• _Written task_
The lines to transcribe begin with the one containing "Type out the text in this image." and end with the last line below; reproduce them exactly, without the pictures.

• _Information supplied_

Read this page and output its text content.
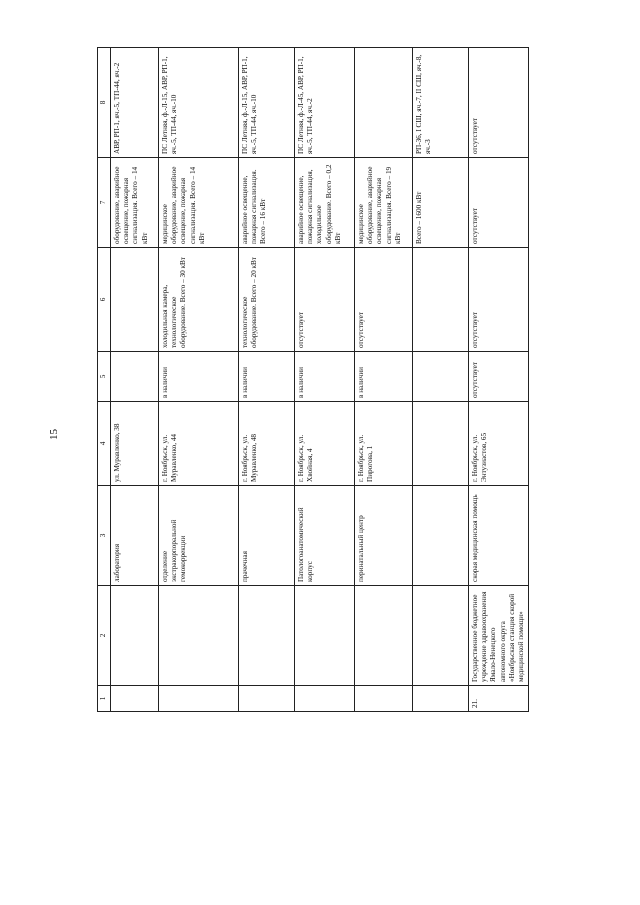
15
1	2	3	4	5	6	7	8
		лаборатория	ул. Муравленко, 38			оборудование, аварийное освещение, пожарная сигнализация. Всего – 14 кВт	АВР, РП-1, яч.-5, ТП-44, яч.-2
		отделение экстракорпоральной гемокоррекции	г. Ноябрьск, ул. Муравленко, 44	в наличии	холодильная камера, технологическое оборудование. Всего – 30 кВт	медицинское оборудование, аварийное освещение, пожарная сигнализация. Всего – 14 кВт	ПС Летняя, ф.-Л-15, АВР, РП-1, яч.-5, ТП-44, яч.-10
		прачечная	г. Ноябрьск, ул. Муравленко, 48	в наличии	технологическое оборудование. Всего – 20 кВт	аварийное освещение, пожарная сигнализация. Всего – 16 кВт	ПС Летняя, ф.-Л-15, АВР, РП-1, яч.-5, ТП-44, яч.-10
		Патологоанатомический корпус	г. Ноябрьск, ул. Хвойная, 4	в наличии	отсутствует	аварийное освещение, пожарная сигнализация, холодильное оборудование. Всего – 0,2 кВт	ПС Летняя, ф.-Л-45, АВР, РП-1, яч.-5, ТП-44, яч.-2
		перинатальный центр	г. Ноябрьск, ул. Пирогова, 1	в наличии	отсутствует	медицинское оборудование, аварийное освещение, пожарная сигнализация. Всего – 19 кВт	
						Всего – 1600 кВт	РП-36, I СШ, яч.-7, II СШ, яч.-8, яч.-3
21.	Государственное бюджетное учреждение здравоохранения Ямало-Ненецкого автономного округа «Ноябрьская станция скорой медицинской помощи»	скорая медицинская помощь	г. Ноябрьск, ул. Энтузиастов, 65	отсутствует	отсутствует	отсутствует	отсутствует
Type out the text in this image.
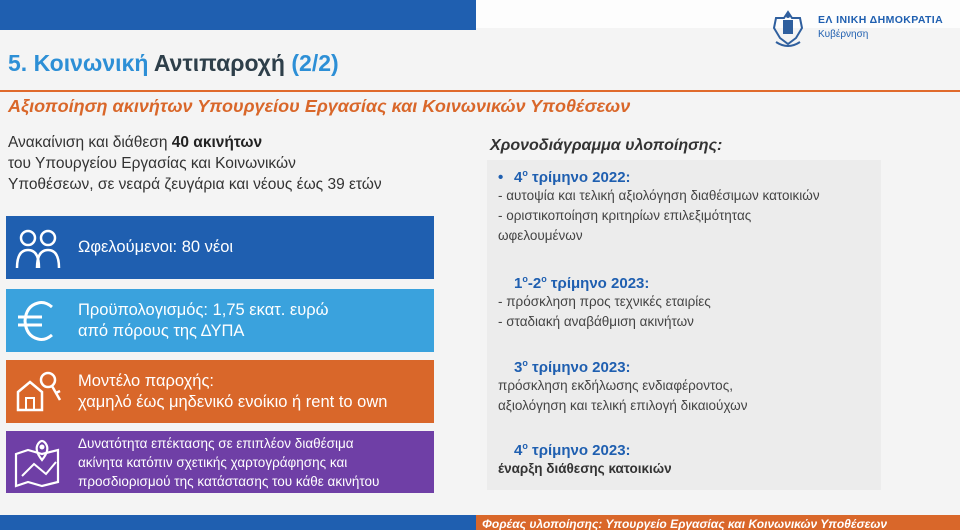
ΕΛ ΙΝΙΚΗ ΔΗΜΟΚΡΑΤΙΑ
Κυβέρνηση
5. Κοινωνική Αντιπαροχή (2/2)
Αξιοποίηση ακινήτων Υπουργείου Εργασίας και Κοινωνικών Υποθέσεων
Ανακαίνιση και διάθεση 40 ακινήτων
του Υπουργείου Εργασίας και Κοινωνικών
Υποθέσεων, σε νεαρά ζευγάρια και νέους έως 39 ετών
Ωφελούμενοι: 80 νέοι
Προϋπολογισμός: 1,75 εκατ. ευρώ
από πόρους της ΔΥΠΑ
Μοντέλο παροχής:
χαμηλό έως μηδενικό ενοίκιο ή rent to own
Δυνατότητα επέκτασης σε επιπλέον διαθέσιμα
ακίνητα κατόπιν σχετικής χαρτογράφησης και
προσδιορισμού της κατάστασης του κάθε ακινήτου
Χρονοδιάγραμμα υλοποίησης:
• $4^o$ τρίμηνο 2022:
- αυτοψία και τελική αξιολόγηση διαθέσιμων κατοικιών
- οριστικοποίηση κριτηρίων επιλεξιμότητας
ωφελουμένων
$1^o-2^o$ τρίμηνο 2023:
- πρόσκληση προς τεχνικές εταιρίες
- σταδιακή αναβάθμιση ακινήτων
$3^o$ τρίμηνο 2023:
πρόσκληση εκδήλωσης ενδιαφέροντος,
αξιολόγηση και τελική επιλογή δικαιούχων
$4^o$ τρίμηνο 2023:
έναρξη διάθεσης κατοικιών
Φορέας υλοποίησης: Υπουργείο Εργασίας και Κοινωνικών Υποθέσεων
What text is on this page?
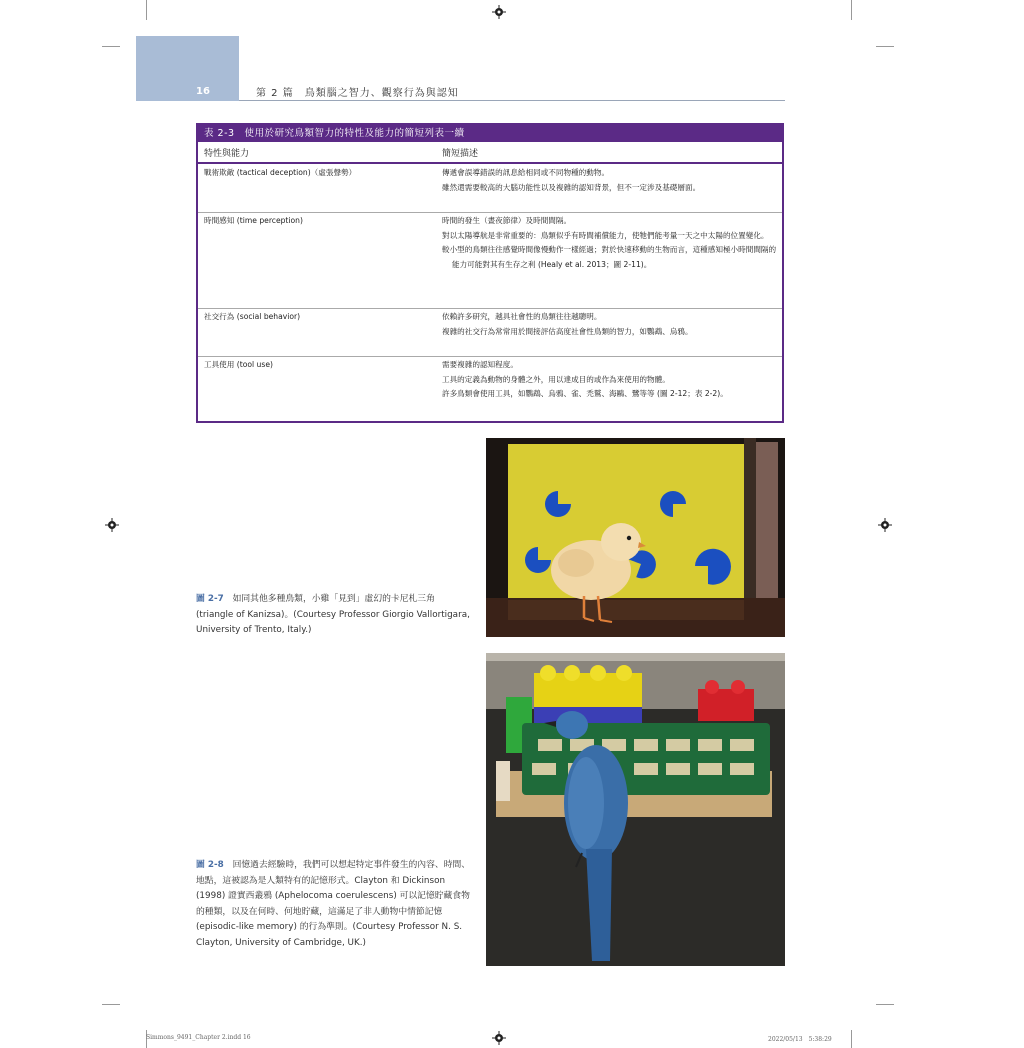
16	第 2 篇　鳥類腦之智力、觀察行為與認知
表 2-3　使用於研究鳥類智力的特性及能力的簡短列表一續
特性與能力	簡短描述
戰術欺敵 (tactical deception)（虛張聲勢）	傳遞會誤導錯誤的訊息給相同或不同物種的動物。
雖然還需要較高的大腦功能性以及複雜的認知背景，但不一定涉及基礎層面。
時間感知 (time perception)	時間的發生（晝夜節律）及時間間隔。
對以太陽導航是非常重要的：鳥類似乎有時間補償能力，使牠們能考量一天之中太陽的位置變化。
較小型的鳥類往往感覺時間像慢動作一樣經過；對於快速移動的生物而言，這種感知極小時間間隔的能力可能對其有生存之利 (Healy et al. 2013；圖 2-11)。
社交行為 (social behavior)	依賴許多研究，越具社會性的鳥類往往越聰明。
複雜的社交行為常常用於間接評估高度社會性鳥類的智力，如鸚鵡、烏鴉。
工具使用 (tool use)	需要複雜的認知程度。
工具的定義為動物的身體之外，用以達成目的或作為來使用的物體。
許多鳥類會使用工具，如鸚鵡、烏鴉、雀、禿鷲、海鷗、鷺等等 (圖 2-12；表 2-2)。
圖 2-7　如同其他多種鳥類，小雞「見到」虛幻的卡尼札三角 (triangle of Kanizsa)。(Courtesy Professor Giorgio Vallortigara, University of Trento, Italy.)
圖 2-8　回憶過去經驗時，我們可以想起特定事件發生的內容、時間、地點，這被認為是人類特有的記憶形式。Clayton 和 Dickinson (1998) 證實西叢鴉 (Aphelocoma coerulescens) 可以記憶貯藏食物的種類，以及在何時、何地貯藏，這滿足了非人動物中情節記憶 (episodic-like memory) 的行為準則。(Courtesy Professor N. S. Clayton, University of Cambridge, UK.)
Simmons_9491_Chapter 2.indd 16	2022/05/13　5:38:29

• _Solution to this problem_
Type out the text in this image.
ΕΛ ΙΝΙΚΗ ΔΗΜΟΚΡΑΤΙΑ
Κυβέρνηση
5. Κοινωνική Αντιπαροχή (2/2)
Αξιοποίηση ακινήτων Υπουργείου Εργασίας και Κοινωνικών Υποθέσεων
Ανακαίνιση και διάθεση 40 ακινήτων
του Υπουργείου Εργασίας και Κοινωνικών
Υποθέσεων, σε νεαρά ζευγάρια και νέους έως 39 ετών
Ωφελούμενοι: 80 νέοι
Προϋπολογισμός: 1,75 εκατ. ευρώ
από πόρους της ΔΥΠΑ
Μοντέλο παροχής:
χαμηλό έως μηδενικό ενοίκιο ή rent to own
Δυνατότητα επέκτασης σε επιπλέον διαθέσιμα
ακίνητα κατόπιν σχετικής χαρτογράφησης και
προσδιορισμού της κατάστασης του κάθε ακινήτου
Χρονοδιάγραμμα υλοποίησης:
• $4^o$ τρίμηνο 2022:
- αυτοψία και τελική αξιολόγηση διαθέσιμων κατοικιών
- οριστικοποίηση κριτηρίων επιλεξιμότητας
ωφελουμένων
$1^o-2^o$ τρίμηνο 2023:
- πρόσκληση προς τεχνικές εταιρίες
- σταδιακή αναβάθμιση ακινήτων
$3^o$ τρίμηνο 2023:
πρόσκληση εκδήλωσης ενδιαφέροντος,
αξιολόγηση και τελική επιλογή δικαιούχων
$4^o$ τρίμηνο 2023:
έναρξη διάθεσης κατοικιών
Φορέας υλοποίησης: Υπουργείο Εργασίας και Κοινωνικών Υποθέσεων
What text is on this page?
16	第 2 篇　鳥類腦之智力、觀察行為與認知
表 2-3　使用於研究鳥類智力的特性及能力的簡短列表一續
特性與能力	簡短描述
戰術欺敵 (tactical deception)（虛張聲勢）	傳遞會誤導錯誤的訊息給相同或不同物種的動物。
雖然還需要較高的大腦功能性以及複雜的認知背景，但不一定涉及基礎層面。
時間感知 (time perception)	時間的發生（晝夜節律）及時間間隔。
對以太陽導航是非常重要的：鳥類似乎有時間補償能力，使牠們能考量一天之中太陽的位置變化。
較小型的鳥類往往感覺時間像慢動作一樣經過；對於快速移動的生物而言，這種感知極小時間間隔的能力可能對其有生存之利 (Healy et al. 2013；圖 2-11)。
社交行為 (social behavior)	依賴許多研究，越具社會性的鳥類往往越聰明。
複雜的社交行為常常用於間接評估高度社會性鳥類的智力，如鸚鵡、烏鴉。
工具使用 (tool use)	需要複雜的認知程度。
工具的定義為動物的身體之外，用以達成目的或作為來使用的物體。
許多鳥類會使用工具，如鸚鵡、烏鴉、雀、禿鷲、海鷗、鷺等等 (圖 2-12；表 2-2)。
圖 2-7　如同其他多種鳥類，小雞「見到」虛幻的卡尼札三角 (triangle of Kanizsa)。(Courtesy Professor Giorgio Vallortigara, University of Trento, Italy.)
圖 2-8　回憶過去經驗時，我們可以想起特定事件發生的內容、時間、地點，這被認為是人類特有的記憶形式。Clayton 和 Dickinson (1998) 證實西叢鴉 (Aphelocoma coerulescens) 可以記憶貯藏食物的種類，以及在何時、何地貯藏，這滿足了非人動物中情節記憶 (episodic-like memory) 的行為準則。(Courtesy Professor N. S. Clayton, University of Cambridge, UK.)
Simmons_9491_Chapter 2.indd 16	2022/05/13　5:38:29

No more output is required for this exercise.